» **Given records**:

--------------------

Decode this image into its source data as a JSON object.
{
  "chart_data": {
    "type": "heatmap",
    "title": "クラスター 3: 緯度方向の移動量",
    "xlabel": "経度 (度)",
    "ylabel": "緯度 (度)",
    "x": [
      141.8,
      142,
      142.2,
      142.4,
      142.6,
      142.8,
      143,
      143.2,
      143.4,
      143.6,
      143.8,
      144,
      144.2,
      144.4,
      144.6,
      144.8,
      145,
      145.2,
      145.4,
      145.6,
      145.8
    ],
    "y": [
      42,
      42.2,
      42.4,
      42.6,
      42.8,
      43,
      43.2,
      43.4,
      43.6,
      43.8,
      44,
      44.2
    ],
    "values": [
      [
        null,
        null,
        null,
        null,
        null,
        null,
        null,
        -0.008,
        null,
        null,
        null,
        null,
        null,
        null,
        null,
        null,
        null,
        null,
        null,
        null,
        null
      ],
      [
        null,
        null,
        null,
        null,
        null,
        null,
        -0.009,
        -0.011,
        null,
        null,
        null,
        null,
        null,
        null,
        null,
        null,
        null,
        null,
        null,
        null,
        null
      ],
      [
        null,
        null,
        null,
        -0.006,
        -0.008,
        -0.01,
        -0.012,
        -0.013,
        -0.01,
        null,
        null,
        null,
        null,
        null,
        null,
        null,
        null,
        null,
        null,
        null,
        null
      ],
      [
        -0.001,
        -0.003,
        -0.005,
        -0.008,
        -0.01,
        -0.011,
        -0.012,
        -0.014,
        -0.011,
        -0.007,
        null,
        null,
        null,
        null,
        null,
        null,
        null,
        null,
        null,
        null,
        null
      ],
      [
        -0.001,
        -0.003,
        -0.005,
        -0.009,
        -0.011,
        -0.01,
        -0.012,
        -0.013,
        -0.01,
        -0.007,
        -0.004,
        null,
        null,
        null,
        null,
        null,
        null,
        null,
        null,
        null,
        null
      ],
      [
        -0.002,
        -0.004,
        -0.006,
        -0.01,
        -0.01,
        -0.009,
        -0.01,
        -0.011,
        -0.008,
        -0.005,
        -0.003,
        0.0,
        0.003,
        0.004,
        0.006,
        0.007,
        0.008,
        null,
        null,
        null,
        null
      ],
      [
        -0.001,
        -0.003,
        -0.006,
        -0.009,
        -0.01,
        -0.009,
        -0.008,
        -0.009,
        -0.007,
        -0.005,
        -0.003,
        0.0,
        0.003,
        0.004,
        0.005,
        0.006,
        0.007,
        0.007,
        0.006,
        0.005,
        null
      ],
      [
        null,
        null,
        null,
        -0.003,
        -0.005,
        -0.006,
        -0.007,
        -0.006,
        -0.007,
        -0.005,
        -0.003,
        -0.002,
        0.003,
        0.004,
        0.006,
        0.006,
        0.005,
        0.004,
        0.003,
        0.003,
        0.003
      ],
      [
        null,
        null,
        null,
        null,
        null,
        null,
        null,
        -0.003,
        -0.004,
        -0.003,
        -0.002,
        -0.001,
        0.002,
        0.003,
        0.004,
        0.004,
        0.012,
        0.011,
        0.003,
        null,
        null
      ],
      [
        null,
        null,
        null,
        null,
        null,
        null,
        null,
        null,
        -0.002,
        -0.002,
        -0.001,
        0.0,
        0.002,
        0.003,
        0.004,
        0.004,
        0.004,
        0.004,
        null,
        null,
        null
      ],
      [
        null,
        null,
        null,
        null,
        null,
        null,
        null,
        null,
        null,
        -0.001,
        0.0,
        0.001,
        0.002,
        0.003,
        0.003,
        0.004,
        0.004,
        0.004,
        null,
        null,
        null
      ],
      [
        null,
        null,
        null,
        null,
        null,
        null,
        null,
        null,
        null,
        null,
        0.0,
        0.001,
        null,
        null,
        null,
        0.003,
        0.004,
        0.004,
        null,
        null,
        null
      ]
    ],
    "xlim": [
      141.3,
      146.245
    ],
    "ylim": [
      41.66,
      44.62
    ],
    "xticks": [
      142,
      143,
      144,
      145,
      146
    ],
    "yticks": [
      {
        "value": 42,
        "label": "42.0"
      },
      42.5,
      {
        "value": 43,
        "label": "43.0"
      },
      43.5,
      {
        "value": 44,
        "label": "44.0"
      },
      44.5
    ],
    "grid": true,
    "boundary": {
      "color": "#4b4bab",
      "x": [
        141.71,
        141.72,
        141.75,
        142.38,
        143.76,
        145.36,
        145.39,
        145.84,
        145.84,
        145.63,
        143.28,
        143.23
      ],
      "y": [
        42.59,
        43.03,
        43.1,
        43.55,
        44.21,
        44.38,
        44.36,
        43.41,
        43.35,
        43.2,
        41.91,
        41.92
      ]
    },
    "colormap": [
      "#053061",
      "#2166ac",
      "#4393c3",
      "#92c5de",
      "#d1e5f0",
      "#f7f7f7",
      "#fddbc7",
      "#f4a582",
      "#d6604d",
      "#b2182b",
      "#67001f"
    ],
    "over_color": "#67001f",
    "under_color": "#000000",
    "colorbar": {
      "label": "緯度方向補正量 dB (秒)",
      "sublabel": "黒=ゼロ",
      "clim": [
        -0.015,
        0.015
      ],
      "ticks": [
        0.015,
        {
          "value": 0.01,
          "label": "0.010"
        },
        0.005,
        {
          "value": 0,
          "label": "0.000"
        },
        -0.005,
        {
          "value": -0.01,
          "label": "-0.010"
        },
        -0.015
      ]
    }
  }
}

--------------------

Above are the records; retype every one exactly.

Decode this image into its source data as a JSON object.
{
  "chart_data": {
    "type": "heatmap",
    "title": "クラスター 3: 緯度方向の移動量",
    "xlabel": "経度 (度)",
    "ylabel": "緯度 (度)",
    "x": [
      141.8,
      142,
      142.2,
      142.4,
      142.6,
      142.8,
      143,
      143.2,
      143.4,
      143.6,
      143.8,
      144,
      144.2,
      144.4,
      144.6,
      144.8,
      145,
      145.2,
      145.4,
      145.6,
      145.8
    ],
    "y": [
      42,
      42.2,
      42.4,
      42.6,
      42.8,
      43,
      43.2,
      43.4,
      43.6,
      43.8,
      44,
      44.2
    ],
    "values": [
      [
        null,
        null,
        null,
        null,
        null,
        null,
        null,
        -0.008,
        null,
        null,
        null,
        null,
        null,
        null,
        null,
        null,
        null,
        null,
        null,
        null,
        null
      ],
      [
        null,
        null,
        null,
        null,
        null,
        null,
        -0.009,
        -0.011,
        null,
        null,
        null,
        null,
        null,
        null,
        null,
        null,
        null,
        null,
        null,
        null,
        null
      ],
      [
        null,
        null,
        null,
        -0.006,
        -0.008,
        -0.01,
        -0.012,
        -0.013,
        -0.01,
        null,
        null,
        null,
        null,
        null,
        null,
        null,
        null,
        null,
        null,
        null,
        null
      ],
      [
        -0.001,
        -0.003,
        -0.005,
        -0.008,
        -0.01,
        -0.011,
        -0.012,
        -0.014,
        -0.011,
        -0.007,
        null,
        null,
        null,
        null,
        null,
        null,
        null,
        null,
        null,
        null,
        null
      ],
      [
        -0.001,
        -0.003,
        -0.005,
        -0.009,
        -0.011,
        -0.01,
        -0.012,
        -0.013,
        -0.01,
        -0.007,
        -0.004,
        null,
        null,
        null,
        null,
        null,
        null,
        null,
        null,
        null,
        null
      ],
      [
        -0.002,
        -0.004,
        -0.006,
        -0.01,
        -0.01,
        -0.009,
        -0.01,
        -0.011,
        -0.008,
        -0.005,
        -0.003,
        0.0,
        0.003,
        0.004,
        0.006,
        0.007,
        0.008,
        null,
        null,
        null,
        null
      ],
      [
        -0.001,
        -0.003,
        -0.006,
        -0.009,
        -0.01,
        -0.009,
        -0.008,
        -0.009,
        -0.007,
        -0.005,
        -0.003,
        0.0,
        0.003,
        0.004,
        0.005,
        0.006,
        0.007,
        0.007,
        0.006,
        0.005,
        null
      ],
      [
        null,
        null,
        null,
        -0.003,
        -0.005,
        -0.006,
        -0.007,
        -0.006,
        -0.007,
        -0.005,
        -0.003,
        -0.002,
        0.003,
        0.004,
        0.006,
        0.006,
        0.005,
        0.004,
        0.003,
        0.003,
        0.003
      ],
      [
        null,
        null,
        null,
        null,
        null,
        null,
        null,
        -0.003,
        -0.004,
        -0.003,
        -0.002,
        -0.001,
        0.002,
        0.003,
        0.004,
        0.004,
        0.012,
        0.011,
        0.003,
        null,
        null
      ],
      [
        null,
        null,
        null,
        null,
        null,
        null,
        null,
        null,
        -0.002,
        -0.002,
        -0.001,
        0.0,
        0.002,
        0.003,
        0.004,
        0.004,
        0.004,
        0.004,
        null,
        null,
        null
      ],
      [
        null,
        null,
        null,
        null,
        null,
        null,
        null,
        null,
        null,
        -0.001,
        0.0,
        0.001,
        0.002,
        0.003,
        0.003,
        0.004,
        0.004,
        0.004,
        null,
        null,
        null
      ],
      [
        null,
        null,
        null,
        null,
        null,
        null,
        null,
        null,
        null,
        null,
        0.0,
        0.001,
        null,
        null,
        null,
        0.003,
        0.004,
        0.004,
        null,
        null,
        null
      ]
    ],
    "xlim": [
      141.3,
      146.245
    ],
    "ylim": [
      41.66,
      44.62
    ],
    "xticks": [
      142,
      143,
      144,
      145,
      146
    ],
    "yticks": [
      {
        "value": 42,
        "label": "42.0"
      },
      42.5,
      {
        "value": 43,
        "label": "43.0"
      },
      43.5,
      {
        "value": 44,
        "label": "44.0"
      },
      44.5
    ],
    "grid": true,
    "boundary": {
      "color": "#4b4bab",
      "x": [
        141.71,
        141.72,
        141.75,
        142.38,
        143.76,
        145.36,
        145.39,
        145.84,
        145.84,
        145.63,
        143.28,
        143.23
      ],
      "y": [
        42.59,
        43.03,
        43.1,
        43.55,
        44.21,
        44.38,
        44.36,
        43.41,
        43.35,
        43.2,
        41.91,
        41.92
      ]
    },
    "colormap": [
      "#053061",
      "#2166ac",
      "#4393c3",
      "#92c5de",
      "#d1e5f0",
      "#f7f7f7",
      "#fddbc7",
      "#f4a582",
      "#d6604d",
      "#b2182b",
      "#67001f"
    ],
    "over_color": "#67001f",
    "under_color": "#000000",
    "colorbar": {
      "label": "緯度方向補正量 dB (秒)",
      "sublabel": "黒=ゼロ",
      "clim": [
        -0.015,
        0.015
      ],
      "ticks": [
        0.015,
        {
          "value": 0.01,
          "label": "0.010"
        },
        0.005,
        {
          "value": 0,
          "label": "0.000"
        },
        -0.005,
        {
          "value": -0.01,
          "label": "-0.010"
        },
        -0.015
      ]
    }
  }
}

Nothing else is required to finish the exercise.